• EXTRAIT RETENU:
* * * * * * *
La promotion de la démocratie est un sujet d'une importance vitale et qui mérite que tous les Canadiens s'y intéressent. Je l'affirme en sachant que de nombreux Canadiens se méfient de la promotion de la démocratie. Pourquoi se méfient-ils? Cela est difficile à dire mais je pense que c'est parce que cela revient un peu à dire aux autres comment ils devraient se gouverner. Cette réticence est compréhensible mais elle n'est pas justifiée. Plutôt que de mettre de côté la promotion de la démocratie parce qu'elle serait anti-canadienne ou d'essayer de la comprendre en termes de droits de la personne préexistantes ou de responsabilité de protéger les autres, il faudrait que les Canadiens réfléchissent à ce que devrait être l'approche canadienne à la promotion de la démocratie et aux points forts que nous pourrions apporter à un tel projet.
Pourquoi les démocraties devraient-elles se soucier de promouvoir leur type de gouvernement dans d'autres régions du monde? La réponse n'est pas que cela correspond simplement à nos idéaux les plus élevés en matière de gouvernement, mais que c'est également dans notre intérêt national. Les pays démocratiques sont des pays paisibles. Ils gouvernent mieux leur économie et ce sont de meilleurs partenaires commerciaux.
* * * * * * *
Prolongez le passage consacré à la promotion de la démocratie en reprenant après sa dernière phrase. Le matériel ci-après provient d'une autre source.

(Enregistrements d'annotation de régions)
* * * * * * *
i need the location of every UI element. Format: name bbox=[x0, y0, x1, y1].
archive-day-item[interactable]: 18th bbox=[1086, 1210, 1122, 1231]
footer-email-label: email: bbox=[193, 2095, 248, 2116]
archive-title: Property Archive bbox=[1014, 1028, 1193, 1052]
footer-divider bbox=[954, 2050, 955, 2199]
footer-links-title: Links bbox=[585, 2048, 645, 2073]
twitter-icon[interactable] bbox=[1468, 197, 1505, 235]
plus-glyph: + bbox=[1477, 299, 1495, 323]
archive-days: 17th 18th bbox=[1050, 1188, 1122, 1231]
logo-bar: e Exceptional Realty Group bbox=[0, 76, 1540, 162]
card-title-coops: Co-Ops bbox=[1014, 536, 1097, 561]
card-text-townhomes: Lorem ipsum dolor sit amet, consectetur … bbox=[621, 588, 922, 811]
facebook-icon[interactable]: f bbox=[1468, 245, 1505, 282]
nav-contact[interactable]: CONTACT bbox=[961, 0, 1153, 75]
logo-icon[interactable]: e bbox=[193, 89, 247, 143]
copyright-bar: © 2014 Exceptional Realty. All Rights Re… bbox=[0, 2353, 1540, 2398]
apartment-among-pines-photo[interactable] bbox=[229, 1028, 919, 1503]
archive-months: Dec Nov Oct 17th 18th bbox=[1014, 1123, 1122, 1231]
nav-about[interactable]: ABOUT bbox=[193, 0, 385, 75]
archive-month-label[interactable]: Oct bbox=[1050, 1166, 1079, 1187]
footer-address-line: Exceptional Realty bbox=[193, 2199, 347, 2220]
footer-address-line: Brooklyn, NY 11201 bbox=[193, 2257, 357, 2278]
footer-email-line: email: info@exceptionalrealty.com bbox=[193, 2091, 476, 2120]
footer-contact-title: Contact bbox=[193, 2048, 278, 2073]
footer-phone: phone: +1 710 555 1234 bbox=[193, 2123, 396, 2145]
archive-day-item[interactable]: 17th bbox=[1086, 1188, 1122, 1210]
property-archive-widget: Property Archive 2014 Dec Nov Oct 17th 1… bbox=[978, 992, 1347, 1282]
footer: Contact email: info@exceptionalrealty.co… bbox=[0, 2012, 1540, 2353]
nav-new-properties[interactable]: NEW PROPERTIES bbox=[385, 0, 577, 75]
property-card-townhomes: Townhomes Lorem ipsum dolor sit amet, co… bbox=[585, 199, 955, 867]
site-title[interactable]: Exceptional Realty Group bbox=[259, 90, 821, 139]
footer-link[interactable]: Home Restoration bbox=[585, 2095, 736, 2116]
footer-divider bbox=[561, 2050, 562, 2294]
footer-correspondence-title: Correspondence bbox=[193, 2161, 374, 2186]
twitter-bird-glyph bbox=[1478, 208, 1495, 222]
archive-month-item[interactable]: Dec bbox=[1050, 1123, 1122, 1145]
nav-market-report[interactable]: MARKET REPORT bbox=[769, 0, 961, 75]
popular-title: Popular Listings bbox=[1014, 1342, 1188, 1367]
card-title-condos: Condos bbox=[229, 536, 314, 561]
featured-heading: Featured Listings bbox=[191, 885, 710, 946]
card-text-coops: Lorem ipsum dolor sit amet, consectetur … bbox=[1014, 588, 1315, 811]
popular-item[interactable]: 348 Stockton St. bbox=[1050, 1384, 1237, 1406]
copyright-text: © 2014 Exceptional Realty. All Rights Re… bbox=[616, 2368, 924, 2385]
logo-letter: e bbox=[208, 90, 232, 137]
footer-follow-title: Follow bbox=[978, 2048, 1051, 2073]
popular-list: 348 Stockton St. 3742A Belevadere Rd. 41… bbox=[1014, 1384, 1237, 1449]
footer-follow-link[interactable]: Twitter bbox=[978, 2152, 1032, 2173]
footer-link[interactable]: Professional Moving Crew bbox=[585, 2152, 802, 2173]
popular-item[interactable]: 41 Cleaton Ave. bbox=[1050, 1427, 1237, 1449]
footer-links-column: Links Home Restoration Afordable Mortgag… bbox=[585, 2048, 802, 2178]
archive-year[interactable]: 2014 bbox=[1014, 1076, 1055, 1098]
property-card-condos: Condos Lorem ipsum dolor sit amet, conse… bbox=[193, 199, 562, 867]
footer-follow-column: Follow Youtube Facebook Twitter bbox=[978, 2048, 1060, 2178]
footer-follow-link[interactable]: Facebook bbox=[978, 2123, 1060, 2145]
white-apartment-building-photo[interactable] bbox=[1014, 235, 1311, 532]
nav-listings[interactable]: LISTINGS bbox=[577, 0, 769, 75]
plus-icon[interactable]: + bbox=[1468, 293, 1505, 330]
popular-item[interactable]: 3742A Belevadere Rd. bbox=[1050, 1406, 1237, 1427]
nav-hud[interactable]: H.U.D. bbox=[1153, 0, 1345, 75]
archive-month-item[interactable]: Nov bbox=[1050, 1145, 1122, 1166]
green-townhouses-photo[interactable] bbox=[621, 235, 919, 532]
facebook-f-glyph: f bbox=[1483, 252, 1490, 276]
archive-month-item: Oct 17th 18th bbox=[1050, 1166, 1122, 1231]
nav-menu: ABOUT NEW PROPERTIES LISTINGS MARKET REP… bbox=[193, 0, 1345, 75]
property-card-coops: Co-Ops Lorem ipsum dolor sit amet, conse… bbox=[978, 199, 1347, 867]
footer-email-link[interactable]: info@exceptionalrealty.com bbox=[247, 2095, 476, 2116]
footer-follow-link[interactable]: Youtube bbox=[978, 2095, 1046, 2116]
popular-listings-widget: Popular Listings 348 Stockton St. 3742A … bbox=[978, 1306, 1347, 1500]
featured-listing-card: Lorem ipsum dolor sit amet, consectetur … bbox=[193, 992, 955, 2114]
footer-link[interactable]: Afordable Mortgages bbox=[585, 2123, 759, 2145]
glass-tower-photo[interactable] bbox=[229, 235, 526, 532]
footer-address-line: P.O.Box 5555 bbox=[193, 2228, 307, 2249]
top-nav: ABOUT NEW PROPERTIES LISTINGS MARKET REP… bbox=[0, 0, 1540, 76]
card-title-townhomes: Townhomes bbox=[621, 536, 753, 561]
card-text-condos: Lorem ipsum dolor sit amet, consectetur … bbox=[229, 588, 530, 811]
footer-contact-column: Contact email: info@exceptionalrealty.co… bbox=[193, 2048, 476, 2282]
* * * * * * *
• RÉSULTAT OBTENU:
Il est vrai que, pour de nombreux Canadiens, la promotion de la démocratie a mauvaise réputation. On l'associe souvent aux graves échecs que nous avons connus en Iraq. Promouvoir la démocratie dans le monde arabe n'a pas été et ne sera jamais chose facile. Je pense que c'est une leçon que nous avons tous apprise. Mais les difficultés auxquelles font face en Iraq nos démocraties amies, les États-Unis et la Grande-Bretagne, ne devraient pas nous amener à abandonner le projet à long terme qu'est la démocratisation du monde arabe.
Si les origines du 11 septembre se trouvent vraiment dans la crise de modernisation que connaît le monde arabe, dans leurs sociétés fermées et répressives, et surtout dans leurs gouvernements dictatoriaux, alors il faut en conclure que le défaut de démocratiser cette partie du monde ne pourra que prolonger et renforcer les dangers associés à l'islam radical, un aspect qui effraie à juste titre tous les Canadiens.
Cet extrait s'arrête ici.